DOCUMENT EXCERPT START

On most recent consoles, it’s been pretty easy to shut down the device with just the controller. Simply press and hold the PS button / Xbox button / home button, and the UI will helpfully show you an option to power down the console in some way. This is true for the PlayStation 4, Xbox One, and Nintendo Switch. It takes just a few seconds, and I can happily end a gaming session.

But turning off the PS5, for no good reason that I can figure out, is a needlessly cumbersome process. Instead, when I press and hold the PS button — the behavior I have used for years to start the process — I’m taken back to the main PS5 menu where I’m presented with options like picking a different game to play, checking out the PlayStation Store, or opening a media app.

Instead, Sony has buried the option to turn off the console in the quick actions menu that appears with a short tap of the PS button instead of a press and hold. But even when I pull that menu up, I have to spend a few seconds navigating to the unlabeled icon representing power (you probably know the one — the circle with the vertical line through the top) and opening it up. Then I see the options to shut down my PS5. You can also shut down the console after logging out from your account, but that’s not exactly a speedy option, either.

The Xbox Series X, by comparison, is very easy to turn off. You just press and hold the Xbox button, and on the menu that appears, tap up and select if you’d like to turn off the console or controller or restart the console. Shutting down the Switch is even easier: press and hold the home button, and the menu that appears already has the sleep mode option selected, requiring just one more button press to turn the system off.

Turning off the PS5 is just one of many other frustrating issues I’ve experienced with the console’s UI. The way trophies are displayed is a step backward, for example. Instead of a vertically scrolling list, PS5 trophies are shown as a long, horizontal row of large cards. It’s harder to quickly browse through them, and they show less information at a glance. One of my colleagues has taken to checking her trophies using the PlayStation mobile app, which has… a vertically scrolling list, just like it remains on the PS4.

DOCUMENT EXCERPT END

THE TASK: Continue the article on the PS5 shutdown process and other interface frustrations, starting after its final sentence.

DATASET CONTENT START

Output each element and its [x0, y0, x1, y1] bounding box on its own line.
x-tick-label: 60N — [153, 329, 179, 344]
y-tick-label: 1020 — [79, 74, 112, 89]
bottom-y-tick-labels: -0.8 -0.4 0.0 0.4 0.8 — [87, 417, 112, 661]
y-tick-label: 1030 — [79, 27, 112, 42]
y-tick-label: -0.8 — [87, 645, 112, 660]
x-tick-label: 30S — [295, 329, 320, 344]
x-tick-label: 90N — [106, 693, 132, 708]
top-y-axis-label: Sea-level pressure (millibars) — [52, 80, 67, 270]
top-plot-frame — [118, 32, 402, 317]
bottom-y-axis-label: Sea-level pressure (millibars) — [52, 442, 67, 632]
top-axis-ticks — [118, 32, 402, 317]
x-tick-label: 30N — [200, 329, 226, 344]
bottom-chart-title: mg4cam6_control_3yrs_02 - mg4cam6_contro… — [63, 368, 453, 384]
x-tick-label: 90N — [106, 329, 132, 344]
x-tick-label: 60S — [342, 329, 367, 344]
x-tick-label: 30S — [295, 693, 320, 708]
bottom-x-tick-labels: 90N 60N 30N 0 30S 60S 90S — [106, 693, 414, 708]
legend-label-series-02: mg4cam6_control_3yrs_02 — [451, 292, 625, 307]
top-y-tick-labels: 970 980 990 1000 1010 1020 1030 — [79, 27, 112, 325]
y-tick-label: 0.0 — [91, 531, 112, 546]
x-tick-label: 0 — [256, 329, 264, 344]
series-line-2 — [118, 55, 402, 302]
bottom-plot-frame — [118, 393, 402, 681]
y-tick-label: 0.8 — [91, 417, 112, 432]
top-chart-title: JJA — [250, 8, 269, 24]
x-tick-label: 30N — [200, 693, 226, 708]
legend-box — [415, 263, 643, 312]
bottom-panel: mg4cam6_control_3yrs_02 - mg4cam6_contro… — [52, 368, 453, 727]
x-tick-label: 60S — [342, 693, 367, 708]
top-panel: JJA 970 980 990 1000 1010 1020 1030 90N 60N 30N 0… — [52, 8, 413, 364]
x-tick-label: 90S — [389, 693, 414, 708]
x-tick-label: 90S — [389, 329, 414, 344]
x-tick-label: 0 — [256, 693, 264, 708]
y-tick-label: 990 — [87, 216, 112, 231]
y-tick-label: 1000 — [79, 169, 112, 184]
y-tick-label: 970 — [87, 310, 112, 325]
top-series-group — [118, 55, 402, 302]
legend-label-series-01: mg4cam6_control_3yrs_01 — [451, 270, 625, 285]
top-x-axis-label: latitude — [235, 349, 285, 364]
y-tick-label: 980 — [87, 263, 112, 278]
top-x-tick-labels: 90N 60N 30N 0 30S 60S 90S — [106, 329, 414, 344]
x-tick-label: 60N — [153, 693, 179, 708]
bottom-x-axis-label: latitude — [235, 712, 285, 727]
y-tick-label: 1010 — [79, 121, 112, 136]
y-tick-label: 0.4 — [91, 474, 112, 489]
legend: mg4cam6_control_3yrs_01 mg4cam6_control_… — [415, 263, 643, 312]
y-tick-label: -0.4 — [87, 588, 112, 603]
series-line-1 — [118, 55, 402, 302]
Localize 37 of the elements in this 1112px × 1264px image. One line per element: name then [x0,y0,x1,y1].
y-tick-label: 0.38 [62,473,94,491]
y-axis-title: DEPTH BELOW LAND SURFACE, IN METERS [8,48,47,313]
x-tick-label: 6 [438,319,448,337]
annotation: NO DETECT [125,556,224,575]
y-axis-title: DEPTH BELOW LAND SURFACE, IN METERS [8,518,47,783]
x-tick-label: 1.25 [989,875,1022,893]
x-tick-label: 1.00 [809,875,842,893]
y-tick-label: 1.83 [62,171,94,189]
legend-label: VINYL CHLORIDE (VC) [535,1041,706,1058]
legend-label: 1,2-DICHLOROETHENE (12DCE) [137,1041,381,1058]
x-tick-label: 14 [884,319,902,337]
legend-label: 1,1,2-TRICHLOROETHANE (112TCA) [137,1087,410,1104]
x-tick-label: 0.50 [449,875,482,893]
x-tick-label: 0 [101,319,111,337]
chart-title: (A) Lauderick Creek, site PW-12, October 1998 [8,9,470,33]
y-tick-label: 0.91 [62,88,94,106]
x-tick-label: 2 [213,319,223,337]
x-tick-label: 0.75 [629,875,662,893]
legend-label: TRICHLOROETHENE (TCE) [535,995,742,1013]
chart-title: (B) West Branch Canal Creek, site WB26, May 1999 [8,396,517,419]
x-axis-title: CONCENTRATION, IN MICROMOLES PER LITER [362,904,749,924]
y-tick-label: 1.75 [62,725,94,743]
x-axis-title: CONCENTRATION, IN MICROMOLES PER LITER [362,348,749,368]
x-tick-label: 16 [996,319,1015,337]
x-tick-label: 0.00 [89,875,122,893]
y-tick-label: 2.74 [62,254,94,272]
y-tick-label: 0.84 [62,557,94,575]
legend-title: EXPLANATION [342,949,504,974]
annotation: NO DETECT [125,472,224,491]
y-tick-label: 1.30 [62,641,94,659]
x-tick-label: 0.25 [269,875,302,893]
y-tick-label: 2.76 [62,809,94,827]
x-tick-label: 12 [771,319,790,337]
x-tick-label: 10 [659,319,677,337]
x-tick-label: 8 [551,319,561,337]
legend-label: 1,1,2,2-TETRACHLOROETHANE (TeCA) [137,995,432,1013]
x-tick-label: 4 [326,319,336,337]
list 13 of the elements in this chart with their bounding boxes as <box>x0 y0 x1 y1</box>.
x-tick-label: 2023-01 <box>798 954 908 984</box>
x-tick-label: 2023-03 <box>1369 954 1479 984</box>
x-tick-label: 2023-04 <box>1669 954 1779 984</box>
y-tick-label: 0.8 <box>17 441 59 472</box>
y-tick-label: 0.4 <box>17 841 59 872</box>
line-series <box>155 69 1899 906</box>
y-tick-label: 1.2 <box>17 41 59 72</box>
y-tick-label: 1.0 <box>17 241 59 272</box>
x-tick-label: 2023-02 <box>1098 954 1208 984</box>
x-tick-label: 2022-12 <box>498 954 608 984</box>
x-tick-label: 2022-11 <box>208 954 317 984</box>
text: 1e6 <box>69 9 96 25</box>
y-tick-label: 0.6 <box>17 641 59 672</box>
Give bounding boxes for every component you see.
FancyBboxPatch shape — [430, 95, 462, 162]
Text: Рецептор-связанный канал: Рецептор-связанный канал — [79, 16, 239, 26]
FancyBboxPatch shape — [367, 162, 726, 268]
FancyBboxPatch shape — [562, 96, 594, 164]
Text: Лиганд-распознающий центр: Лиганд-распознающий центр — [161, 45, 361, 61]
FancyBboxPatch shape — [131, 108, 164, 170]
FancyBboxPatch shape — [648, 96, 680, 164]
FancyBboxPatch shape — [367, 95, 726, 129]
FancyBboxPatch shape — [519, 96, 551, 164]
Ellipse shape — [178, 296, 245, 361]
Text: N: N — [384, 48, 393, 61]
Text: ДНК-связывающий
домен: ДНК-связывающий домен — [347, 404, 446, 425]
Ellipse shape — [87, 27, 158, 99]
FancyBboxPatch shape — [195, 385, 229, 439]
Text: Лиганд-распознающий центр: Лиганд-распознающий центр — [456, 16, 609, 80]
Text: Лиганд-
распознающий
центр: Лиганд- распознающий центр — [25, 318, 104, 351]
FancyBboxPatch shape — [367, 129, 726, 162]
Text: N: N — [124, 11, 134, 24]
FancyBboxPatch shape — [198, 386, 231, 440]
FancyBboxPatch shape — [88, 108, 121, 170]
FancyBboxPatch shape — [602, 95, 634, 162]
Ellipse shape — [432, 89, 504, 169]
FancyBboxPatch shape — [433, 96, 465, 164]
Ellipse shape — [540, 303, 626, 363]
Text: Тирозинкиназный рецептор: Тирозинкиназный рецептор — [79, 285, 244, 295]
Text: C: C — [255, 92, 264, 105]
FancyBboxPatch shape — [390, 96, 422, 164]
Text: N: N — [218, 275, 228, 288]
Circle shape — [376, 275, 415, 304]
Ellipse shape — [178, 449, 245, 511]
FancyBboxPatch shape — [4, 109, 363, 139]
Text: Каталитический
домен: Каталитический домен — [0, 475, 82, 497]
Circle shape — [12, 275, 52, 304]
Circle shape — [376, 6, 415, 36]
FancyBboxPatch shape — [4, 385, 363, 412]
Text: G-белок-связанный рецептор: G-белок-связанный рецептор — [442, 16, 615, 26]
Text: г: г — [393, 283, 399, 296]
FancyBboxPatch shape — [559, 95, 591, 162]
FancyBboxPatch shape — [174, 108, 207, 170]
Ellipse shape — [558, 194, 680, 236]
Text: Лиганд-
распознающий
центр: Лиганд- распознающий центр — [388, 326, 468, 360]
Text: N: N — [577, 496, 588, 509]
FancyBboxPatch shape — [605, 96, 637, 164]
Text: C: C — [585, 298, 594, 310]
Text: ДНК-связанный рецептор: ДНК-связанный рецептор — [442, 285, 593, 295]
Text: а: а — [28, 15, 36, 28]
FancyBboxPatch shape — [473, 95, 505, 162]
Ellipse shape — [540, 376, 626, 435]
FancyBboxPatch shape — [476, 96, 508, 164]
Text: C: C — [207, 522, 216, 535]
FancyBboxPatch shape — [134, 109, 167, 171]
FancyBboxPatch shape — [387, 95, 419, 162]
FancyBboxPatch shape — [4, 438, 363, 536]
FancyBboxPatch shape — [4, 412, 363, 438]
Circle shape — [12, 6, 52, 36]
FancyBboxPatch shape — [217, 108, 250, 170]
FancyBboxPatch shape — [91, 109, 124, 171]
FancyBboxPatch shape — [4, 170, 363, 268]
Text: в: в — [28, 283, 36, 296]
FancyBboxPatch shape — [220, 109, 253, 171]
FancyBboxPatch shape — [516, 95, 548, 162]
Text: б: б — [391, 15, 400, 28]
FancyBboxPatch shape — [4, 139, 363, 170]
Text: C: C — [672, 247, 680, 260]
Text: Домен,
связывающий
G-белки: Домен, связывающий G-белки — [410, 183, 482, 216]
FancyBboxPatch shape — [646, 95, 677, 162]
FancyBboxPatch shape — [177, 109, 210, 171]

DATASET CONTENT END

RESULT OF THE EXERCISE:
Taking screenshots and captures off the console is also a pain, especially compared to the Xbox Series X. On the Series X, screenshots and captures are automatically synced to the Xbox mobile app, where I can save them to my phone. But on PS5, the only way to share captured media is by uploading it to another platform directly from the PS5 or transferring it to a USB drive.

And sometimes, when I boot up the PS5 to jump into another hellish play session with Demon’s Souls, the console opens not the game I was playing last but instead the Explore menu, which shows news and trailers about games. Right now, it’s showing me a card for an upcoming map in Call of Duty: Black Ops Cold War, a game that I don’t own and don’t want to play. To actually jump into the game I was playing before I turned the console off and the reason I’m waking it up again, I have to navigate one-directional tap over to the Demon’s Souls icon. It’s a small inconvenience but just one of many problems that make for a frustrating experience.

I do like the PS5 a lot. Sony hyped up the console’s ultra-fast SSD for months, and it’s been a revelation to jump from world to world in Astro’s Playroom and Demon’s Souls with hardly any wait time. But that ethos of speed doesn’t seem to be applied to the day-to-day moments of using the console’s UI, and I really hope that Sony updates it soon to make things a bit more seamless.

But until then, you can listen for me cursing under my breath when I forget, yet again, that it’s a short press to get to the power menu, not a long one.